**DESCRIPTION OF THE TASK:**
Copy every line of the data in which the word "ylabel" occurs.

**MATERIALS PROVIDED:**
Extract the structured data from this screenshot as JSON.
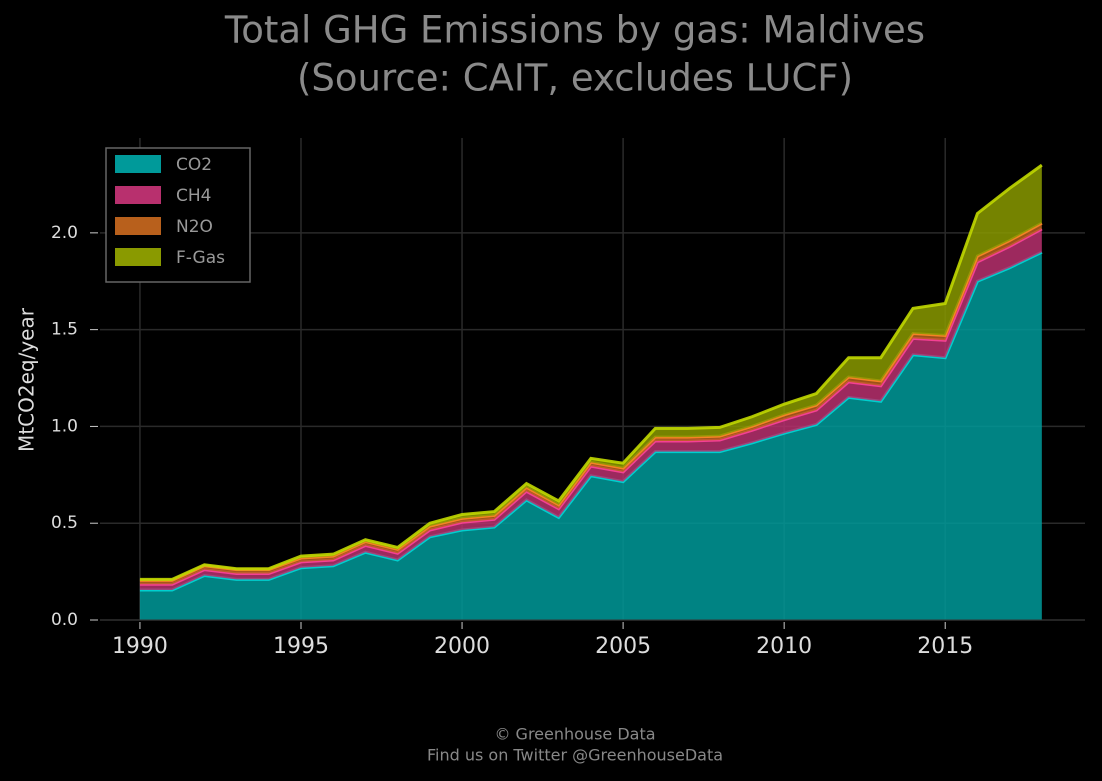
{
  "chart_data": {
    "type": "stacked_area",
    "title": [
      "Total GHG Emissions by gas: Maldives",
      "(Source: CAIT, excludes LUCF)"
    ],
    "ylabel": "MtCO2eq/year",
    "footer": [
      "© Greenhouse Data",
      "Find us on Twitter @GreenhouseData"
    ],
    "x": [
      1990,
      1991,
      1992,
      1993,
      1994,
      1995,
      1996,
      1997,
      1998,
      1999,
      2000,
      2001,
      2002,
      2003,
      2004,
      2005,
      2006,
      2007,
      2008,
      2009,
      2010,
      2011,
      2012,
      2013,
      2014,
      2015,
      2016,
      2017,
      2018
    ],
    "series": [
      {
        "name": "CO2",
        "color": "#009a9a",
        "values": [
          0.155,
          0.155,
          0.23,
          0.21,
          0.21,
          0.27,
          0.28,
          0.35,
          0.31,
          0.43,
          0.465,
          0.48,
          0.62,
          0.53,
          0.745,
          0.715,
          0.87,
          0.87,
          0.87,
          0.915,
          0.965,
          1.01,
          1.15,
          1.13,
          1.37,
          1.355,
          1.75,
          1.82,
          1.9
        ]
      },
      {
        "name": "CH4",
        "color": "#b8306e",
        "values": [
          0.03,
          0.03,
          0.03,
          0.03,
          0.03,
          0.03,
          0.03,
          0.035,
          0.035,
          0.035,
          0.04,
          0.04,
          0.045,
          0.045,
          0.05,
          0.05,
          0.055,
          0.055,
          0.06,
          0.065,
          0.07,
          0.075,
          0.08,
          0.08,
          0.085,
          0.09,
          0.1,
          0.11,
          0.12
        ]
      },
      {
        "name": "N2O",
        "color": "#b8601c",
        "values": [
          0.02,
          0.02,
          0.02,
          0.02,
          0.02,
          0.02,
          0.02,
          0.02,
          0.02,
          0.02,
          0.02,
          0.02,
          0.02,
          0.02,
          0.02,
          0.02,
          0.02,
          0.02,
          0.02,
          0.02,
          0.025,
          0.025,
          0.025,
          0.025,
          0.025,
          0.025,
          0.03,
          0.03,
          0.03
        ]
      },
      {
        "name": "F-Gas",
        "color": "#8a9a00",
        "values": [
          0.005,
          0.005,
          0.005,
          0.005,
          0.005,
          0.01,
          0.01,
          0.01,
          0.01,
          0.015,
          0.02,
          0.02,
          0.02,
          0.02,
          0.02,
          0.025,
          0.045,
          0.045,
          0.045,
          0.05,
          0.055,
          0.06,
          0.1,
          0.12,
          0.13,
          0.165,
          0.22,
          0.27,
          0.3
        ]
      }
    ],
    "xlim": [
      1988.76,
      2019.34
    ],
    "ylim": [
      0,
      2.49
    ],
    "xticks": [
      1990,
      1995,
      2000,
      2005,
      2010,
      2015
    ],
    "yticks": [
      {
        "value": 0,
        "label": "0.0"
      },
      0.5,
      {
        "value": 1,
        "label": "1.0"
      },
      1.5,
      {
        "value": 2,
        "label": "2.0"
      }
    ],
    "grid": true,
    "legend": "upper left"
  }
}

==

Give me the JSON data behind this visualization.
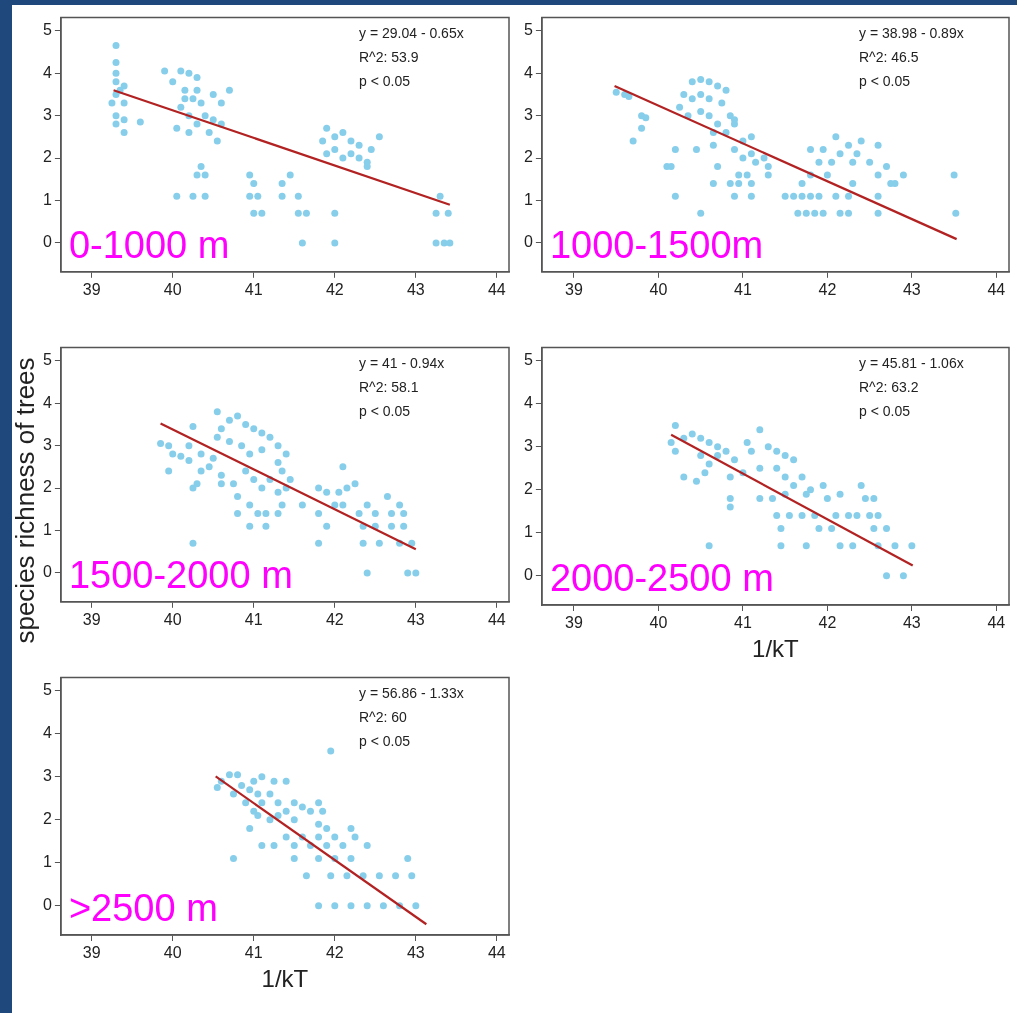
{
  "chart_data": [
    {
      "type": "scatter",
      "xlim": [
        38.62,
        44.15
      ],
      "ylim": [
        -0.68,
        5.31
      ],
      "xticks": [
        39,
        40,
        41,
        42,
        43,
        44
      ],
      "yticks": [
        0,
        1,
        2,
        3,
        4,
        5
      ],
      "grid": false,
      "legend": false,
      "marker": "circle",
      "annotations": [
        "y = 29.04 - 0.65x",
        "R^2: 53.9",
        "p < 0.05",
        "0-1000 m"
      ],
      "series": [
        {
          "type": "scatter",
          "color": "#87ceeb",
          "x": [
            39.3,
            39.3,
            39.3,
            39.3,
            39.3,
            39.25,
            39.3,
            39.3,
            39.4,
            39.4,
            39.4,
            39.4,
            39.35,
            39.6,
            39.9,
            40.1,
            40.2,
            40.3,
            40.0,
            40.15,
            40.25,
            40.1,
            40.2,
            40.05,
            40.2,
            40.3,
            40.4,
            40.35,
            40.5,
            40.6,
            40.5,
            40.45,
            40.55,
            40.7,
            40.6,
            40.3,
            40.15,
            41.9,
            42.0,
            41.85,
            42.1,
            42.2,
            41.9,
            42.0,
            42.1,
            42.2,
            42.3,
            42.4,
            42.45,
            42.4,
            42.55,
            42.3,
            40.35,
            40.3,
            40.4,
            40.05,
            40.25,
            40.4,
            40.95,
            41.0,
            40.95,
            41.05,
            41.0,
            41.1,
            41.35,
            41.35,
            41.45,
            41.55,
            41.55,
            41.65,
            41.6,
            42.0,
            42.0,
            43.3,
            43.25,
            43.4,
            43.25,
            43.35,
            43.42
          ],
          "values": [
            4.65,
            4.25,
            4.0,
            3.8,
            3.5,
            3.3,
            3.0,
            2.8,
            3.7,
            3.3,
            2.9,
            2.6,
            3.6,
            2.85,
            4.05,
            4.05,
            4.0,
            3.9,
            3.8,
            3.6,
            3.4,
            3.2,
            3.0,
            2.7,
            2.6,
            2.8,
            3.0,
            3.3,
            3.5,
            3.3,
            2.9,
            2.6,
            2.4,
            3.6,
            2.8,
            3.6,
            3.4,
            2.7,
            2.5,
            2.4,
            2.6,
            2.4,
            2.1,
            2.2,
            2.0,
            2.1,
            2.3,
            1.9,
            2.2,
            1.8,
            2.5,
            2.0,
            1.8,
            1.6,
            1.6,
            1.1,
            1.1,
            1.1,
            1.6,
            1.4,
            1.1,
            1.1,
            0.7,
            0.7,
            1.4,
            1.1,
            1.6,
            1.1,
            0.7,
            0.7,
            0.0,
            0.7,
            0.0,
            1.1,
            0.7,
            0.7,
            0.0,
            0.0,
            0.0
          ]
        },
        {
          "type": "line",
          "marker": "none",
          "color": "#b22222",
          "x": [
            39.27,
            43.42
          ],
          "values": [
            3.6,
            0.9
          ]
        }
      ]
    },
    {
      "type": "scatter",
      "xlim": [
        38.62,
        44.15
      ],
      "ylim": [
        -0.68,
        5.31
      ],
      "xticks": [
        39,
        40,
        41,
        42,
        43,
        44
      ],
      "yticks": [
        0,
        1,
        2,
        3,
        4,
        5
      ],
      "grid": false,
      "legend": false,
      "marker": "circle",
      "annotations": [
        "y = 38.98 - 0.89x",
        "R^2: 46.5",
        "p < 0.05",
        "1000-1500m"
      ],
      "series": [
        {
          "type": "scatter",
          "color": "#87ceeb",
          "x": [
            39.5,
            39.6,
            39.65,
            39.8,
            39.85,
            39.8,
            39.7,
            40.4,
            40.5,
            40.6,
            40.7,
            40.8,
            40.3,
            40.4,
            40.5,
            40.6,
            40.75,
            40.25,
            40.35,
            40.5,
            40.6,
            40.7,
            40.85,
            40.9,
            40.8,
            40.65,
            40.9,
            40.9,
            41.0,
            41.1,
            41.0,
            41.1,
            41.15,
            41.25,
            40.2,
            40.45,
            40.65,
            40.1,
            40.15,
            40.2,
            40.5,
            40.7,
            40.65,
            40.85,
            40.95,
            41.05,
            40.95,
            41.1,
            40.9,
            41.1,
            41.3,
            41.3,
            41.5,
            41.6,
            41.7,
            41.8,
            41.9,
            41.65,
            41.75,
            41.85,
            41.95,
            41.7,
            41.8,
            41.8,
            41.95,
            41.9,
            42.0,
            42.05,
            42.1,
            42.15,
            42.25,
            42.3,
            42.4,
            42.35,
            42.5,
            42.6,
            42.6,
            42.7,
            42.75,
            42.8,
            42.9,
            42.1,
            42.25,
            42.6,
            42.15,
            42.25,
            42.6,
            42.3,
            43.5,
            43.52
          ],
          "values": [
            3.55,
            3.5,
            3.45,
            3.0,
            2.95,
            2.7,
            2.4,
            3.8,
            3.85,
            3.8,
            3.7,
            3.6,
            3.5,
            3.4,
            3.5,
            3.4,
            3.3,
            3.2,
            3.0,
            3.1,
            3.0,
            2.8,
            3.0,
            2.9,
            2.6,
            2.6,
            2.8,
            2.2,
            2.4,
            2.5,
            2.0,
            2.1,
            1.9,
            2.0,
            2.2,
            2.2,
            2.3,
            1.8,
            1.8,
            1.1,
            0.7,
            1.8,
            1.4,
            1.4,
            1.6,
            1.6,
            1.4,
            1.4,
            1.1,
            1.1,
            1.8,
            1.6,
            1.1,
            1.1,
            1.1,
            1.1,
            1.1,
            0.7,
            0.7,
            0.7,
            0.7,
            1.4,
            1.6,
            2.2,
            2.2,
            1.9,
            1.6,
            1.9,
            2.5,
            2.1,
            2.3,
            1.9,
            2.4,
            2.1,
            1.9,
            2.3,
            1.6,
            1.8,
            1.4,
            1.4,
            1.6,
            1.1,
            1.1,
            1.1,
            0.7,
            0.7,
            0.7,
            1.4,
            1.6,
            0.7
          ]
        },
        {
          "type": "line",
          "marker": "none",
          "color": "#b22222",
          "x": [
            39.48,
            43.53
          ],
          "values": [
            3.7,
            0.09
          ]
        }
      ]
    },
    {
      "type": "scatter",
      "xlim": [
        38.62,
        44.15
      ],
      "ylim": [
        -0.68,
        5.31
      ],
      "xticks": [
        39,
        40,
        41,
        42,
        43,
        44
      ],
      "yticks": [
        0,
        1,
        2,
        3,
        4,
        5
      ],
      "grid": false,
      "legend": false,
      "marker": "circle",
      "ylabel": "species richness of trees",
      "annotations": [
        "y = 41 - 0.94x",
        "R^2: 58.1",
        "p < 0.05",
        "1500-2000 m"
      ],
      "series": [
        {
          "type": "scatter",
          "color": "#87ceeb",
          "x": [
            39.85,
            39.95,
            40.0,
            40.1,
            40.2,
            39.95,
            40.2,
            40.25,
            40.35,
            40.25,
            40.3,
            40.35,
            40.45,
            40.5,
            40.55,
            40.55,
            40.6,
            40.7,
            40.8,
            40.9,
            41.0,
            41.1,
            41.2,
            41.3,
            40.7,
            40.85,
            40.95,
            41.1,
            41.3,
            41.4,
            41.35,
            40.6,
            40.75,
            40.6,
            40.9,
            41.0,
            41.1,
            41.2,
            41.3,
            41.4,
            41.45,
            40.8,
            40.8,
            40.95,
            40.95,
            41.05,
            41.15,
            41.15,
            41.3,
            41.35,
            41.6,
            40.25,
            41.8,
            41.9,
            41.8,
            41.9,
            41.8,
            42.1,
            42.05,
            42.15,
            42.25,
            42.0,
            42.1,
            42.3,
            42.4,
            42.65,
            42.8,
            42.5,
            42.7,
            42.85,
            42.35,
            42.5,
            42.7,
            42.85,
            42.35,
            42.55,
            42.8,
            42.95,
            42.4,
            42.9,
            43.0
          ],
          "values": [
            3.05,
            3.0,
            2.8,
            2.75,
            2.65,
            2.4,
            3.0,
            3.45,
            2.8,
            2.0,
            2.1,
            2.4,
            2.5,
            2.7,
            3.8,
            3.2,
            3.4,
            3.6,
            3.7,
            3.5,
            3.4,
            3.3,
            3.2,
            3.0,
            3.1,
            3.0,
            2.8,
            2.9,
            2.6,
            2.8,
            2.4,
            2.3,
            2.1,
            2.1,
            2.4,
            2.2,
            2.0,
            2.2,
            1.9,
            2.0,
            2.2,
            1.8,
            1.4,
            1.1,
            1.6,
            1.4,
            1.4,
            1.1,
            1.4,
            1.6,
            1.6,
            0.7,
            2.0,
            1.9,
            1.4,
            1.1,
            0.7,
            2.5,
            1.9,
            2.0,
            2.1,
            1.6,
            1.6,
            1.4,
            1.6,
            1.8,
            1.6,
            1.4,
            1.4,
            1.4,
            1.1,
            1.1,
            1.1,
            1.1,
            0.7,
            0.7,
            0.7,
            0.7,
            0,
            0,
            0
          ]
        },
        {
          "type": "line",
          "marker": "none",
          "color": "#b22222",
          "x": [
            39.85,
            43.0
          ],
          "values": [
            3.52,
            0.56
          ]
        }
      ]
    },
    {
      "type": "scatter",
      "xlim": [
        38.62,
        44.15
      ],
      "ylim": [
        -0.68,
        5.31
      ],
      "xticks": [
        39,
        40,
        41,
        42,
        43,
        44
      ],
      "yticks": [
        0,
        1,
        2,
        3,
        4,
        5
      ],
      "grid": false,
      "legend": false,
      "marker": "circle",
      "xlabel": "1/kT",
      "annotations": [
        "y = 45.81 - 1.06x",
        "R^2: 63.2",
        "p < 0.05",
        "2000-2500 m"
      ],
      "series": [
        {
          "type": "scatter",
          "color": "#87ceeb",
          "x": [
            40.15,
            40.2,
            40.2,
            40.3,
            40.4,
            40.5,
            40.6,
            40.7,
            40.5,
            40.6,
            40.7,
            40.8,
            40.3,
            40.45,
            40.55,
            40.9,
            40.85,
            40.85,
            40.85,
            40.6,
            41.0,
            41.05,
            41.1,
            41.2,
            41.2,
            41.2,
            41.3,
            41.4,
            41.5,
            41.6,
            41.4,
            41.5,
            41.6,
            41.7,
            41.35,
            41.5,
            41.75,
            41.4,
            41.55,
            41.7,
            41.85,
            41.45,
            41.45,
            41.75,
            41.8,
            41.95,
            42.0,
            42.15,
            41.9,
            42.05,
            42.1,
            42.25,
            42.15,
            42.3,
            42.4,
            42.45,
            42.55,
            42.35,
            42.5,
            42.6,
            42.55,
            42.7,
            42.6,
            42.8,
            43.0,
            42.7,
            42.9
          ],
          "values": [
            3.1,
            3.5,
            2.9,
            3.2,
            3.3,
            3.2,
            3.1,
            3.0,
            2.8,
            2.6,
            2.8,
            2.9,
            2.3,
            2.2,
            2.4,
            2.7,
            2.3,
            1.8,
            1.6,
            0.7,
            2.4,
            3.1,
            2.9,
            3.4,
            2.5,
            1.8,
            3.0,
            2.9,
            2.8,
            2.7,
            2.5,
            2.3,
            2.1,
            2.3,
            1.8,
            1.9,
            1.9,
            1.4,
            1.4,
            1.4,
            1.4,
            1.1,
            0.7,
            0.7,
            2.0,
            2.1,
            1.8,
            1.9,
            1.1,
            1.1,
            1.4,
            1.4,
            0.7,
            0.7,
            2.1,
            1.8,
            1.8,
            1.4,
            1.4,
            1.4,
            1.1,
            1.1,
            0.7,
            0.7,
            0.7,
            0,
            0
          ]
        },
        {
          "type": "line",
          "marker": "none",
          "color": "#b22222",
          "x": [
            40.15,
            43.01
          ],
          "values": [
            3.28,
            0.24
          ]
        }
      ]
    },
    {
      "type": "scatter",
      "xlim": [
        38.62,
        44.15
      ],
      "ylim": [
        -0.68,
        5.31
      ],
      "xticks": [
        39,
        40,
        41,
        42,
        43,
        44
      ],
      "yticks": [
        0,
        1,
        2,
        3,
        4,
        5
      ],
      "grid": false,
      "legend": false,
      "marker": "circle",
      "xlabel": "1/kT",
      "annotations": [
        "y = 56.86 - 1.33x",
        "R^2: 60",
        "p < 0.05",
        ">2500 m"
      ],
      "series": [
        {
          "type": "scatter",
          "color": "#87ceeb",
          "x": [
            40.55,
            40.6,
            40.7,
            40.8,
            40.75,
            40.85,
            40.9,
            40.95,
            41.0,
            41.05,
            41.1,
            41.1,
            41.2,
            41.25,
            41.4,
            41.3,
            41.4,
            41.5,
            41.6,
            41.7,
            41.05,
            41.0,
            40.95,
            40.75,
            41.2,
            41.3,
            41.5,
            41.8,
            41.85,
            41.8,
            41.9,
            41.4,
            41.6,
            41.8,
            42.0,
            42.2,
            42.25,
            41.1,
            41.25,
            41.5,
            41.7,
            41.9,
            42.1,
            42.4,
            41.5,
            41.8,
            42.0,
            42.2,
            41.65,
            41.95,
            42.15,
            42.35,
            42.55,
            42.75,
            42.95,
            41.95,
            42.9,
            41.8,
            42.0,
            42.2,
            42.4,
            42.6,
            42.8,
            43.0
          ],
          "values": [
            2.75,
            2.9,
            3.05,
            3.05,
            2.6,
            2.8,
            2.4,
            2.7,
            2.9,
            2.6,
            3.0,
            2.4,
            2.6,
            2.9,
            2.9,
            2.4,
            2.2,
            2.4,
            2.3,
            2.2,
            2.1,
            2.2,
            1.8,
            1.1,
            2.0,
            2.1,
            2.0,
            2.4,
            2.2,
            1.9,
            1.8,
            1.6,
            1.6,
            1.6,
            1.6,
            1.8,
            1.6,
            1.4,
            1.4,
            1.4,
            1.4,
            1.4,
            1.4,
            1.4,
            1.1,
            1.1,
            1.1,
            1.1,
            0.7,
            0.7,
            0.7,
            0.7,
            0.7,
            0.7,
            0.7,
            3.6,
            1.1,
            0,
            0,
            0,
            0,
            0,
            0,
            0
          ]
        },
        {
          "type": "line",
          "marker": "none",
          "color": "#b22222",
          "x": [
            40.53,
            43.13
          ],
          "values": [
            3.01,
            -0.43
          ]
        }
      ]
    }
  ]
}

**COMPLETE ANSWER:**
    "ylabel": "MtCO2eq/year",
      "ylabel": "species richness of trees",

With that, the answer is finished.